• _EXERCISE_
Your task is to repeat the entries underneath exactly, minus the pictures.

(Data records)
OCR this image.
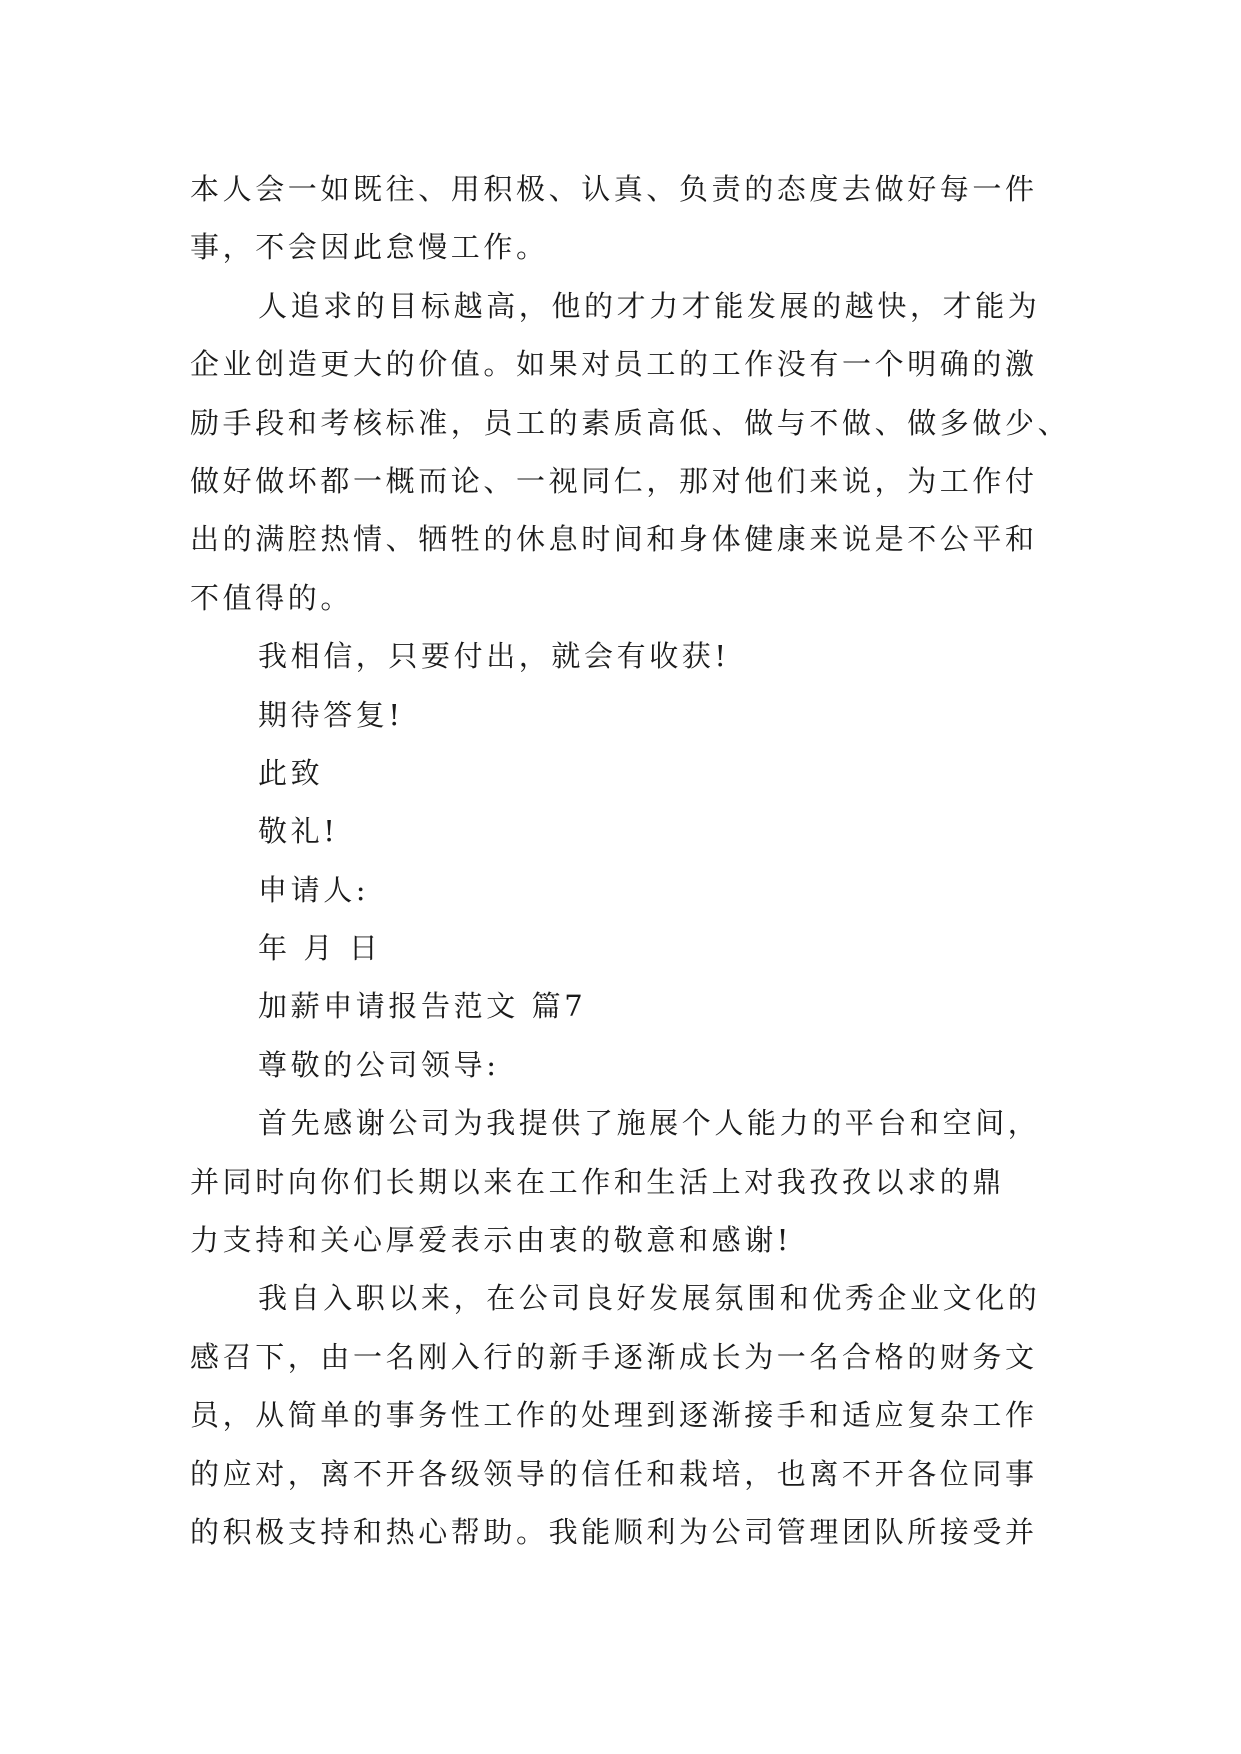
本人会一如既往、用积极、认真、负责的态度去做好每一件
事，不会因此怠慢工作。
人追求的目标越高，他的才力才能发展的越快，才能为
企业创造更大的价值。如果对员工的工作没有一个明确的激
励手段和考核标准，员工的素质高低、做与不做、做多做少、
做好做坏都一概而论、一视同仁，那对他们来说，为工作付
出的满腔热情、牺牲的休息时间和身体健康来说是不公平和
不值得的。
我相信，只要付出，就会有收获!
期待答复!
此致
敬礼!
申请人:
年 月 日
加薪申请报告范文 篇7
尊敬的公司领导:
首先感谢公司为我提供了施展个人能力的平台和空间，
并同时向你们长期以来在工作和生活上对我孜孜以求的鼎
力支持和关心厚爱表示由衷的敬意和感谢!
我自入职以来，在公司良好发展氛围和优秀企业文化的
感召下，由一名刚入行的新手逐渐成长为一名合格的财务文
员，从简单的事务性工作的处理到逐渐接手和适应复杂工作
的应对，离不开各级领导的信任和栽培，也离不开各位同事
的积极支持和热心帮助。我能顺利为公司管理团队所接受并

• _COMPLETED EXERCISE_
OCR this image.
本人会一如既往、用积极、认真、负责的态度去做好每一件
事，不会因此怠慢工作。
人追求的目标越高，他的才力才能发展的越快，才能为
企业创造更大的价值。如果对员工的工作没有一个明确的激
励手段和考核标准，员工的素质高低、做与不做、做多做少、
做好做坏都一概而论、一视同仁，那对他们来说，为工作付
出的满腔热情、牺牲的休息时间和身体健康来说是不公平和
不值得的。
我相信，只要付出，就会有收获!
期待答复!
此致
敬礼!
申请人:
年 月 日
加薪申请报告范文 篇7
尊敬的公司领导:
首先感谢公司为我提供了施展个人能力的平台和空间，
并同时向你们长期以来在工作和生活上对我孜孜以求的鼎
力支持和关心厚爱表示由衷的敬意和感谢!
我自入职以来，在公司良好发展氛围和优秀企业文化的
感召下，由一名刚入行的新手逐渐成长为一名合格的财务文
员，从简单的事务性工作的处理到逐渐接手和适应复杂工作
的应对，离不开各级领导的信任和栽培，也离不开各位同事
的积极支持和热心帮助。我能顺利为公司管理团队所接受并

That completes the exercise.